___ EXTRAIT CHOISI ___

Nous bousculons nos programmes pour ce communiqué urgent et capital de la part de la direction du café des autaires (elle est toute seule, mais chut) :
VOTRE IMPOSTEUR INTERNE EST UN CON (avec un tout petit QI), UN AIGRI DE LA VIE (qui n'aime ni les chiens, ni les chats, ni le chocolat), ET EN PLUS, IL PUE DES PIEDS (immédiatement après avoir pris une douche).
J'ai constaté, cette semaine, à plusieurs reprises, à quel point le syndrome de l'imposteur est répandu chez les autaires, et surtout, comme il peut être violent. Quand des gens brillants, des autaires fantastiques, avec une compréhension du monde, une vision de la vie, et une sagesse artistique si...Extraordinaires se retrouvent à douter parce qu'un concours les laisse de côté, parce qu'une ME n'a même pas pris le temps de les lire et détruit immédiatement leurs manuscrits, ou parce qu'un commentaire cinglant a été posté, ça me donne, moi, la non-violente pratiquante, des envies de faire des choses sanctionnées par la loi.
Mettons les choses au clair tout de suite: être autaire est incroyablement difficile. Et de temps en temps, il faut aussi que nous redescendions de notre petit nuage de créativité, d'histoires fascinantes et de personnages bouleversants. Quand on se retrouve avec les deux pieds bien sur terre, loin des merveilles de la littérature contemporaine, il faut bien admettre qu'écrire est incroyablement compliqué. Il faut de la discipline, du temps, de l'argent, de la résilience, un peu de folie, une ouverture d'esprit hors du commun, une sacrée dose de compétences numériques, un poignet qui tolère les pages de brouillon sans faiblir, de la patience, de la curiosité, de la passion, une force mentale digne de Superman, et assez de confiance en soi pour ne pas douter à chaque phrase. Si vous avez écrit une ligne, et une seule, vous rentrez déjà dans toutes ces cases. Et ce n'est que le début du procédé qui va mettre votre santé mentale à très, très rude épreuve...
C'est à ce moment-là que 99.9% d'entre nous vont avoir à affronter l'équivalent psychologique d'un croisement entre Thor, Terminator et Maximus : un truc ultra balèse, ultra fort, et ultra impossible à faire taire, et surtout, un truc dont le but premier est de vous convaincre que vous ne valez rien. C'est faux. Cette saleté, c'est le syndrome de l'imposteur.

___ EXTRAIT DE DONNÉES ___

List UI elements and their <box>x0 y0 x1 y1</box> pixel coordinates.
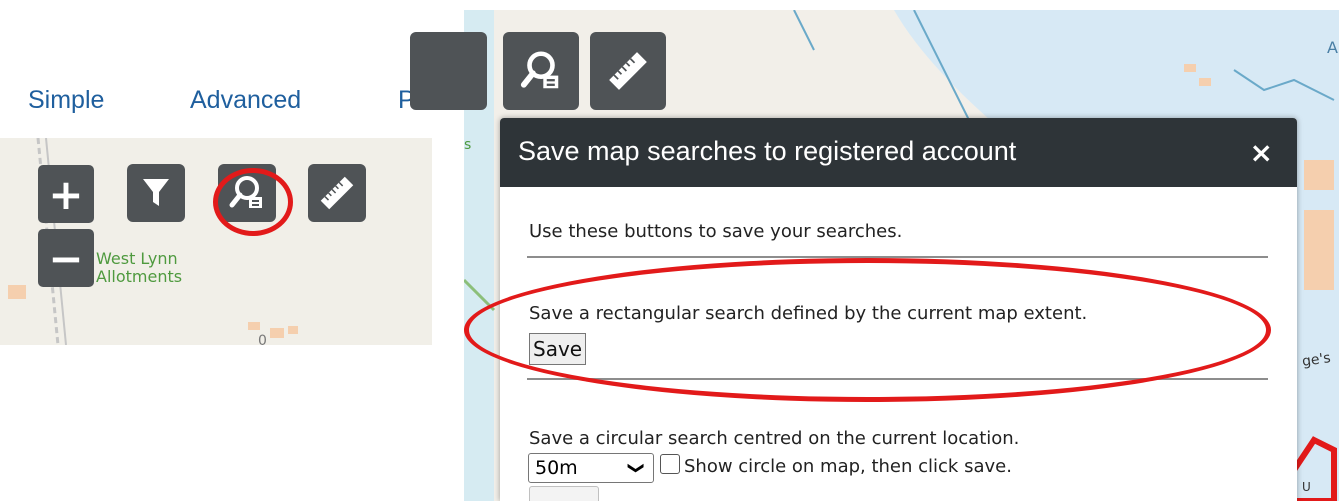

___

PETIT EXERCICE: Dans le texte sur le syndrome de l'imposteur, de quel croisement de trois figures ce syndrome est-il présenté comme l'équivalent psychologique ?

RÉSULTAT ATTENDU: D'un croisement entre Thor, Terminator et Maximus.